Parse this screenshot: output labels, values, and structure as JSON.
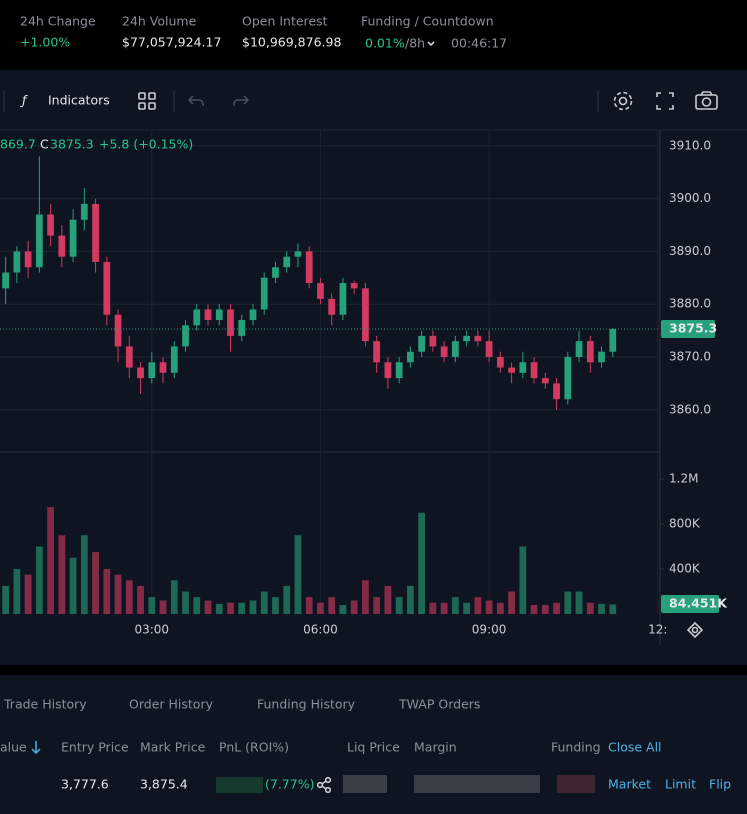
{
  "header": {
    "stats": [
      {
        "label": "24h Change",
        "value": "+1.00%"
      },
      {
        "label": "24h Volume",
        "value": "$77,057,924.17"
      },
      {
        "label": "Open Interest",
        "value": "$10,969,876.98"
      }
    ],
    "funding": {
      "label": "Funding / Countdown",
      "rate": "0.01%",
      "interval": "/8h",
      "countdown": "00:46:17"
    }
  },
  "toolbar": {
    "indicators": "Indicators"
  },
  "chart_data": {
    "type": "candlestick",
    "legend": {
      "open_tail": "869.7",
      "close_prefix": "C",
      "close": "3875.3",
      "change": "+5.8 (+0.15%)"
    },
    "up_color": "#26a17b",
    "down_color": "#d23a62",
    "grid": true,
    "candles": [
      [
        3883,
        3889,
        3880,
        3886
      ],
      [
        3886,
        3891,
        3884,
        3890
      ],
      [
        3890,
        3892,
        3885,
        3887
      ],
      [
        3887,
        3908,
        3886,
        3897
      ],
      [
        3897,
        3899,
        3891,
        3893
      ],
      [
        3893,
        3895,
        3887,
        3889
      ],
      [
        3889,
        3898,
        3888,
        3896
      ],
      [
        3896,
        3902,
        3894,
        3899
      ],
      [
        3899,
        3900,
        3886,
        3888
      ],
      [
        3888,
        3889,
        3876,
        3878
      ],
      [
        3878,
        3879,
        3869,
        3872
      ],
      [
        3872,
        3874,
        3866,
        3868
      ],
      [
        3868,
        3869,
        3863,
        3866
      ],
      [
        3866,
        3871,
        3865,
        3869
      ],
      [
        3869,
        3870,
        3865,
        3867
      ],
      [
        3867,
        3873,
        3866,
        3872
      ],
      [
        3872,
        3877,
        3871,
        3876
      ],
      [
        3876,
        3880,
        3875,
        3879
      ],
      [
        3879,
        3880,
        3876,
        3877
      ],
      [
        3877,
        3880,
        3876,
        3879
      ],
      [
        3879,
        3880,
        3871,
        3874
      ],
      [
        3874,
        3878,
        3873,
        3877
      ],
      [
        3877,
        3880,
        3876,
        3879
      ],
      [
        3879,
        3886,
        3878,
        3885
      ],
      [
        3885,
        3888,
        3884,
        3887
      ],
      [
        3887,
        3890,
        3886,
        3889
      ],
      [
        3889,
        3891.5,
        3887,
        3890
      ],
      [
        3890,
        3891,
        3883,
        3884
      ],
      [
        3884,
        3885,
        3880,
        3881
      ],
      [
        3881,
        3882,
        3876,
        3878
      ],
      [
        3878,
        3885,
        3877,
        3884
      ],
      [
        3884,
        3884.5,
        3882,
        3883
      ],
      [
        3883,
        3884,
        3872,
        3873
      ],
      [
        3873,
        3874,
        3867,
        3869
      ],
      [
        3869,
        3870,
        3864,
        3866
      ],
      [
        3866,
        3870,
        3865,
        3869
      ],
      [
        3869,
        3872,
        3868,
        3871
      ],
      [
        3871,
        3875,
        3870,
        3874
      ],
      [
        3874,
        3875,
        3871,
        3872
      ],
      [
        3872,
        3873,
        3869,
        3870
      ],
      [
        3870,
        3874,
        3869,
        3873
      ],
      [
        3873,
        3875,
        3872,
        3874
      ],
      [
        3874,
        3875,
        3872,
        3873
      ],
      [
        3873,
        3875,
        3869,
        3870
      ],
      [
        3870,
        3871,
        3867,
        3868
      ],
      [
        3868,
        3869,
        3865,
        3867
      ],
      [
        3867,
        3871,
        3866,
        3869
      ],
      [
        3869,
        3870,
        3865,
        3866
      ],
      [
        3866,
        3867,
        3864,
        3865
      ],
      [
        3865,
        3866,
        3860,
        3862
      ],
      [
        3862,
        3871,
        3861,
        3870
      ],
      [
        3870,
        3875,
        3869,
        3873
      ],
      [
        3873,
        3874,
        3867,
        3869
      ],
      [
        3869,
        3872,
        3868,
        3871
      ],
      [
        3871,
        3875.5,
        3870,
        3875.3
      ]
    ],
    "volumes": [
      250000,
      400000,
      350000,
      600000,
      950000,
      700000,
      500000,
      700000,
      550000,
      400000,
      350000,
      300000,
      250000,
      150000,
      120000,
      300000,
      200000,
      150000,
      120000,
      90000,
      100000,
      100000,
      120000,
      200000,
      150000,
      250000,
      700000,
      150000,
      100000,
      150000,
      80000,
      120000,
      300000,
      150000,
      250000,
      150000,
      250000,
      900000,
      100000,
      100000,
      150000,
      100000,
      150000,
      120000,
      100000,
      200000,
      600000,
      80000,
      80000,
      100000,
      200000,
      200000,
      100000,
      90000,
      84451
    ],
    "xlim": [
      -0.5,
      58.2
    ],
    "xticks": [
      {
        "value": 13,
        "label": "03:00"
      },
      {
        "value": 28,
        "label": "06:00"
      },
      {
        "value": 43,
        "label": "09:00"
      },
      {
        "value": 58,
        "label": "12:"
      }
    ],
    "ylim": [
      3852,
      3913
    ],
    "yticks": [
      {
        "value": 3860,
        "label": "3860.0"
      },
      {
        "value": 3870,
        "label": "3870.0"
      },
      {
        "value": 3880,
        "label": "3880.0"
      },
      {
        "value": 3890,
        "label": "3890.0"
      },
      {
        "value": 3900,
        "label": "3900.0"
      },
      {
        "value": 3910,
        "label": "3910.0"
      }
    ],
    "volume_ylim": [
      0,
      1440000
    ],
    "volume_ticks": [
      {
        "value": 400000,
        "label": "400K"
      },
      {
        "value": 800000,
        "label": "800K"
      },
      {
        "value": 1200000,
        "label": "1.2M"
      }
    ],
    "last_price": 3875.3,
    "last_volume": {
      "value": 84451,
      "label": "84.451K"
    }
  },
  "tabs": [
    "Trade History",
    "Order History",
    "Funding History",
    "TWAP Orders"
  ],
  "positions": {
    "columns": [
      "alue",
      "Entry Price",
      "Mark Price",
      "PnL (ROI%)",
      "Liq Price",
      "Margin",
      "Funding"
    ],
    "close_all": "Close All",
    "row": {
      "entry": "3,777.6",
      "mark": "3,875.4",
      "roi": "(7.77%)"
    },
    "actions": [
      "Market",
      "Limit",
      "Flip"
    ]
  }
}
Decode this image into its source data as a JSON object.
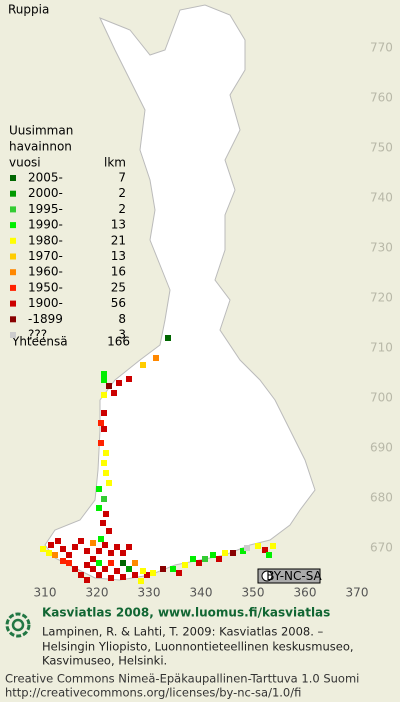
{
  "title": "Ruppia",
  "legend": {
    "heading": [
      "Uusimman",
      "havainnon"
    ],
    "year_header": "vuosi",
    "count_header": "lkm",
    "rows": [
      {
        "label": "2005-",
        "count": 7,
        "color": "#006600"
      },
      {
        "label": "2000-",
        "count": 2,
        "color": "#009900"
      },
      {
        "label": "1995-",
        "count": 2,
        "color": "#33cc33"
      },
      {
        "label": "1990-",
        "count": 13,
        "color": "#00ee00"
      },
      {
        "label": "1980-",
        "count": 21,
        "color": "#ffff00"
      },
      {
        "label": "1970-",
        "count": 13,
        "color": "#ffcc00"
      },
      {
        "label": "1960-",
        "count": 16,
        "color": "#ff8800"
      },
      {
        "label": "1950-",
        "count": 25,
        "color": "#ff2200"
      },
      {
        "label": "1900-",
        "count": 56,
        "color": "#cc0000"
      },
      {
        "label": "-1899",
        "count": 8,
        "color": "#880000"
      },
      {
        "label": "???",
        "count": 3,
        "color": "#cccccc"
      }
    ],
    "total_label": "Yhteensä",
    "total": 166
  },
  "map": {
    "y_labels": [
      "770",
      "760",
      "750",
      "740",
      "730",
      "720",
      "710",
      "700",
      "690",
      "680",
      "670"
    ],
    "x_labels": [
      "310",
      "320",
      "330",
      "340",
      "350",
      "360",
      "370"
    ]
  },
  "badge": "BY-NC-SA",
  "footer": {
    "headline": "Kasviatlas 2008, www.luomus.fi/kasviatlas",
    "citation": [
      "Lampinen, R. & Lahti, T. 2009: Kasviatlas 2008. –",
      "Helsingin Yliopisto, Luonnontieteellinen keskusmuseo,",
      "Kasvimuseo, Helsinki."
    ],
    "license": [
      "Creative Commons Nimeä-Epäkaupallinen-Tarttuva 1.0 Suomi",
      "http://creativecommons.org/licenses/by-nc-sa/1.0/fi"
    ]
  }
}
-----
# YOUR TASK
Determine how many lines in the records contain "this", and reply with the number only.

# SOLUTION BELOW
2